BRIEF
Set down every entry word for word. Omit the pictures.

PROVIDED DATA
------------------------------

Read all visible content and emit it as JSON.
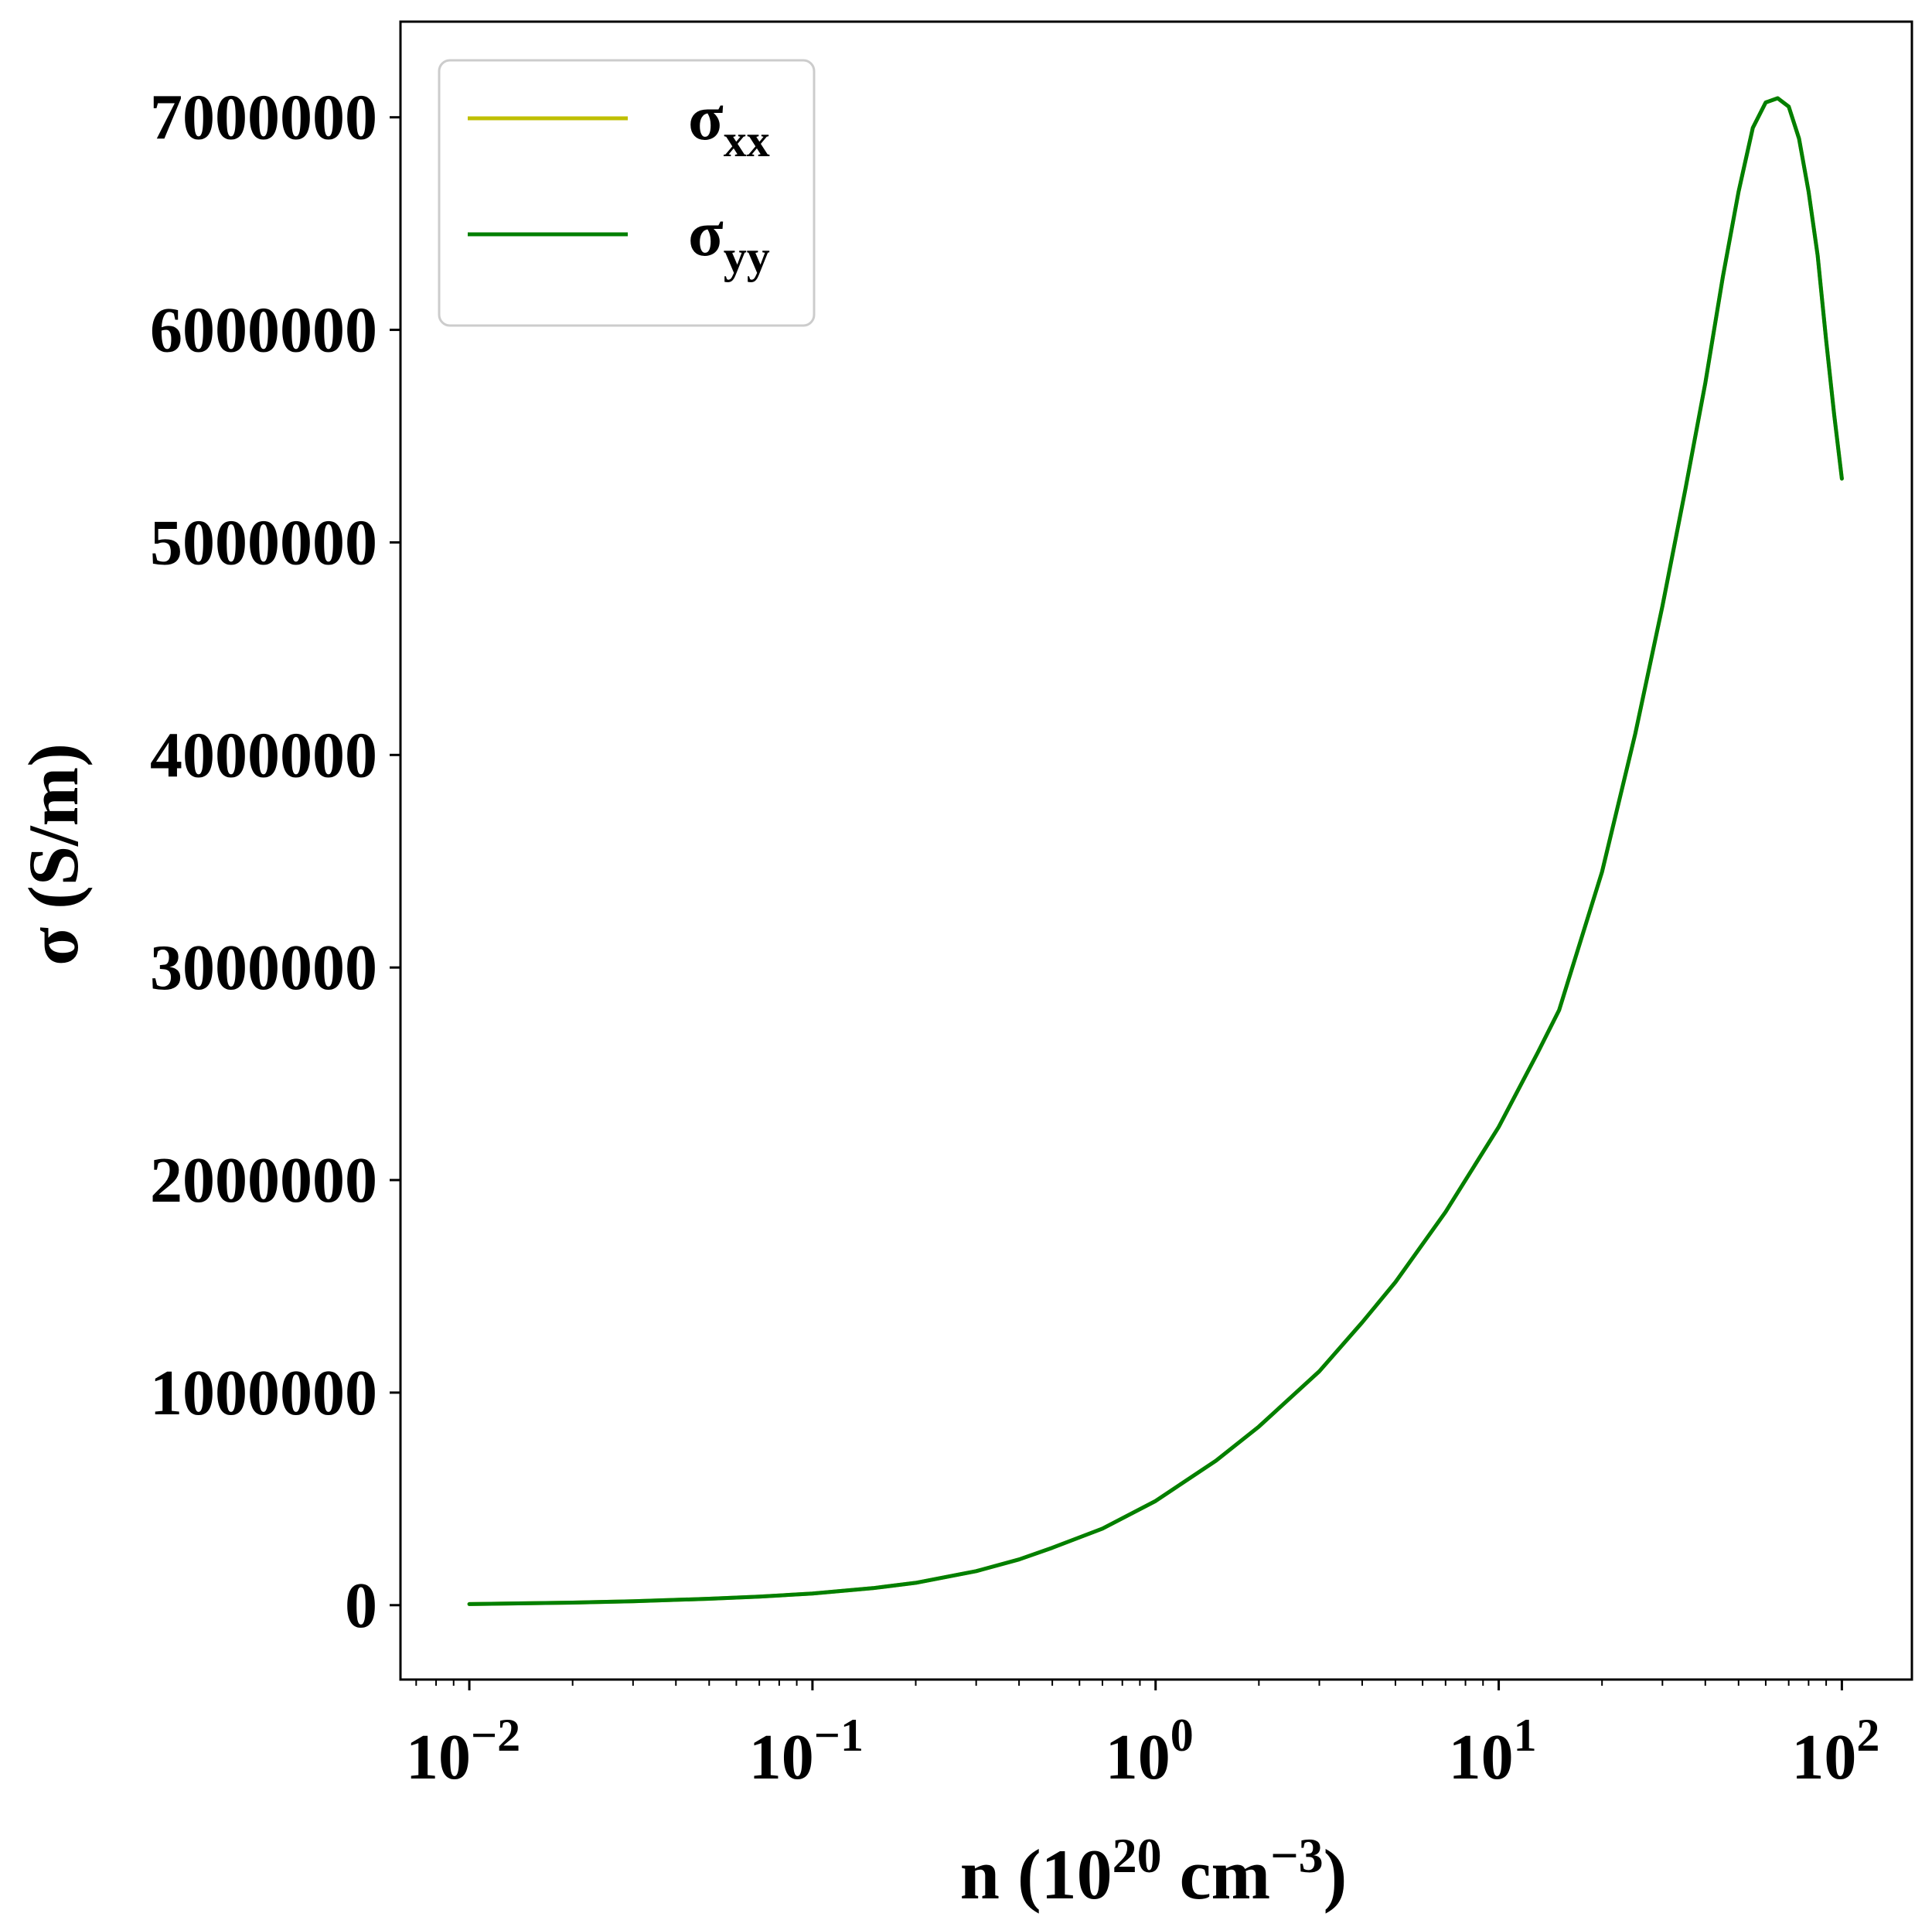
{
  "chart_data": {
    "type": "line",
    "x_scale": "log",
    "xlabel": {
      "base": "n (10",
      "sup1": "20",
      "mid": " cm",
      "sup2": "−3",
      "end": ")"
    },
    "ylabel": "σ (S/m)",
    "xlim": [
      0.0063,
      160
    ],
    "ylim": [
      -350000,
      7450000
    ],
    "x_ticks": [
      {
        "value": 0.01,
        "base": "10",
        "exp": "−2"
      },
      {
        "value": 0.1,
        "base": "10",
        "exp": "−1"
      },
      {
        "value": 1,
        "base": "10",
        "exp": "0"
      },
      {
        "value": 10,
        "base": "10",
        "exp": "1"
      },
      {
        "value": 100,
        "base": "10",
        "exp": "2"
      }
    ],
    "y_ticks": [
      {
        "value": 0,
        "label": "0"
      },
      {
        "value": 1000000,
        "label": "1000000"
      },
      {
        "value": 2000000,
        "label": "2000000"
      },
      {
        "value": 3000000,
        "label": "3000000"
      },
      {
        "value": 4000000,
        "label": "4000000"
      },
      {
        "value": 5000000,
        "label": "5000000"
      },
      {
        "value": 6000000,
        "label": "6000000"
      },
      {
        "value": 7000000,
        "label": "7000000"
      }
    ],
    "grid": false,
    "legend_position": "upper-left",
    "series": [
      {
        "name": "σxx",
        "legend_base": "σ",
        "legend_sub": "xx",
        "color": "#bfbf00",
        "x": [
          0.01,
          0.02,
          0.03,
          0.05,
          0.07,
          0.1,
          0.15,
          0.2,
          0.3,
          0.4,
          0.5,
          0.7,
          1.0,
          1.5,
          2.0,
          3.0,
          4.0,
          5.0,
          7.0,
          10,
          13,
          15,
          20,
          25,
          30,
          35,
          40,
          45,
          50,
          55,
          60,
          65,
          70,
          75,
          80,
          85,
          90,
          95,
          100
        ],
        "y": [
          5000,
          12000,
          18000,
          30000,
          40000,
          55000,
          80000,
          105000,
          160000,
          215000,
          270000,
          360000,
          490000,
          680000,
          840000,
          1100000,
          1330000,
          1520000,
          1850000,
          2250000,
          2600000,
          2800000,
          3450000,
          4100000,
          4700000,
          5250000,
          5750000,
          6250000,
          6650000,
          6950000,
          7070000,
          7090000,
          7050000,
          6900000,
          6650000,
          6350000,
          5950000,
          5600000,
          5300000
        ]
      },
      {
        "name": "σyy",
        "legend_base": "σ",
        "legend_sub": "yy",
        "color": "#007f00",
        "x": [
          0.01,
          0.02,
          0.03,
          0.05,
          0.07,
          0.1,
          0.15,
          0.2,
          0.3,
          0.4,
          0.5,
          0.7,
          1.0,
          1.5,
          2.0,
          3.0,
          4.0,
          5.0,
          7.0,
          10,
          13,
          15,
          20,
          25,
          30,
          35,
          40,
          45,
          50,
          55,
          60,
          65,
          70,
          75,
          80,
          85,
          90,
          95,
          100
        ],
        "y": [
          5000,
          12000,
          18000,
          30000,
          40000,
          55000,
          80000,
          105000,
          160000,
          215000,
          270000,
          360000,
          490000,
          680000,
          840000,
          1100000,
          1330000,
          1520000,
          1850000,
          2250000,
          2600000,
          2800000,
          3450000,
          4100000,
          4700000,
          5250000,
          5750000,
          6250000,
          6650000,
          6950000,
          7070000,
          7090000,
          7050000,
          6900000,
          6650000,
          6350000,
          5950000,
          5600000,
          5300000
        ]
      }
    ]
  }
}
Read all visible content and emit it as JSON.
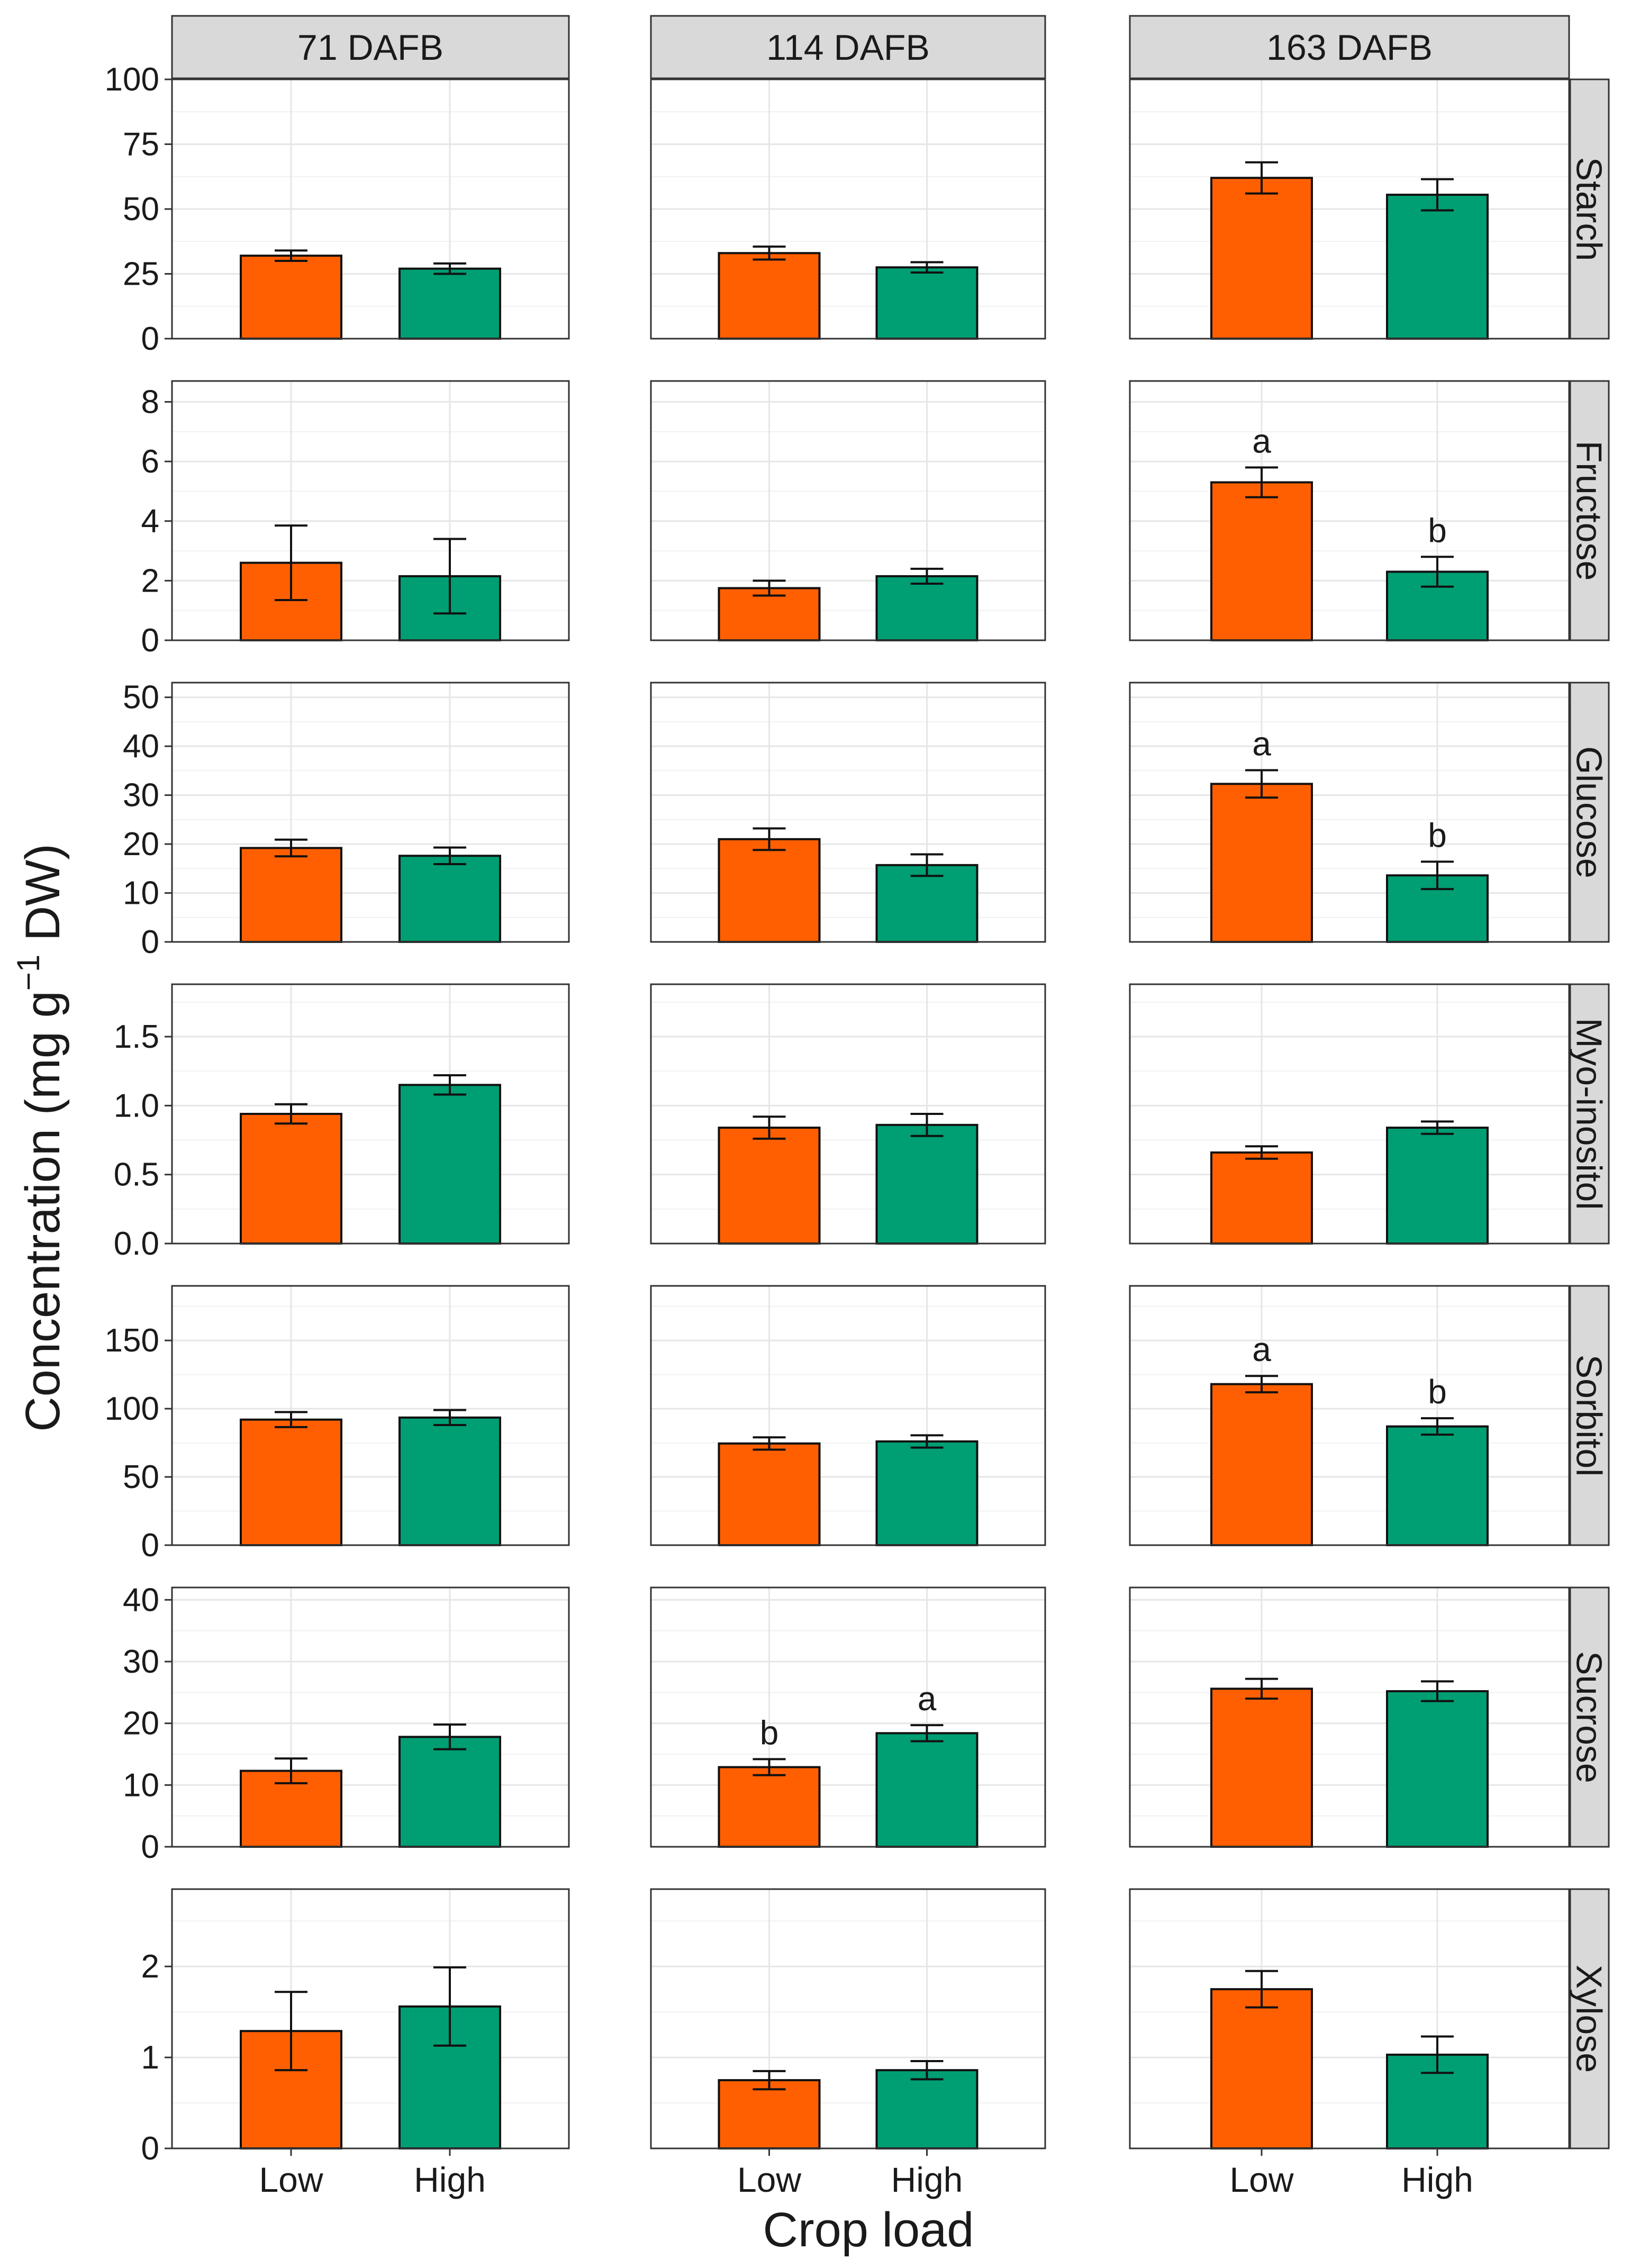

------------------------------

REPLY
Read all visible content and emit it as JSON.
{
  "chart_data": {
    "type": "line",
    "x_scale": "log",
    "xlabel": {
      "base": "n (10",
      "sup1": "20",
      "mid": " cm",
      "sup2": "−3",
      "end": ")"
    },
    "ylabel": "σ (S/m)",
    "xlim": [
      0.0063,
      160
    ],
    "ylim": [
      -350000,
      7450000
    ],
    "x_ticks": [
      {
        "value": 0.01,
        "base": "10",
        "exp": "−2"
      },
      {
        "value": 0.1,
        "base": "10",
        "exp": "−1"
      },
      {
        "value": 1,
        "base": "10",
        "exp": "0"
      },
      {
        "value": 10,
        "base": "10",
        "exp": "1"
      },
      {
        "value": 100,
        "base": "10",
        "exp": "2"
      }
    ],
    "y_ticks": [
      {
        "value": 0,
        "label": "0"
      },
      {
        "value": 1000000,
        "label": "1000000"
      },
      {
        "value": 2000000,
        "label": "2000000"
      },
      {
        "value": 3000000,
        "label": "3000000"
      },
      {
        "value": 4000000,
        "label": "4000000"
      },
      {
        "value": 5000000,
        "label": "5000000"
      },
      {
        "value": 6000000,
        "label": "6000000"
      },
      {
        "value": 7000000,
        "label": "7000000"
      }
    ],
    "grid": false,
    "legend_position": "upper-left",
    "series": [
      {
        "name": "σxx",
        "legend_base": "σ",
        "legend_sub": "xx",
        "color": "#bfbf00",
        "x": [
          0.01,
          0.02,
          0.03,
          0.05,
          0.07,
          0.1,
          0.15,
          0.2,
          0.3,
          0.4,
          0.5,
          0.7,
          1.0,
          1.5,
          2.0,
          3.0,
          4.0,
          5.0,
          7.0,
          10,
          13,
          15,
          20,
          25,
          30,
          35,
          40,
          45,
          50,
          55,
          60,
          65,
          70,
          75,
          80,
          85,
          90,
          95,
          100
        ],
        "y": [
          5000,
          12000,
          18000,
          30000,
          40000,
          55000,
          80000,
          105000,
          160000,
          215000,
          270000,
          360000,
          490000,
          680000,
          840000,
          1100000,
          1330000,
          1520000,
          1850000,
          2250000,
          2600000,
          2800000,
          3450000,
          4100000,
          4700000,
          5250000,
          5750000,
          6250000,
          6650000,
          6950000,
          7070000,
          7090000,
          7050000,
          6900000,
          6650000,
          6350000,
          5950000,
          5600000,
          5300000
        ]
      },
      {
        "name": "σyy",
        "legend_base": "σ",
        "legend_sub": "yy",
        "color": "#007f00",
        "x": [
          0.01,
          0.02,
          0.03,
          0.05,
          0.07,
          0.1,
          0.15,
          0.2,
          0.3,
          0.4,
          0.5,
          0.7,
          1.0,
          1.5,
          2.0,
          3.0,
          4.0,
          5.0,
          7.0,
          10,
          13,
          15,
          20,
          25,
          30,
          35,
          40,
          45,
          50,
          55,
          60,
          65,
          70,
          75,
          80,
          85,
          90,
          95,
          100
        ],
        "y": [
          5000,
          12000,
          18000,
          30000,
          40000,
          55000,
          80000,
          105000,
          160000,
          215000,
          270000,
          360000,
          490000,
          680000,
          840000,
          1100000,
          1330000,
          1520000,
          1850000,
          2250000,
          2600000,
          2800000,
          3450000,
          4100000,
          4700000,
          5250000,
          5750000,
          6250000,
          6650000,
          6950000,
          7070000,
          7090000,
          7050000,
          6900000,
          6650000,
          6350000,
          5950000,
          5600000,
          5300000
        ]
      }
    ]
  }
}
Read all visible content and emit it as JSON.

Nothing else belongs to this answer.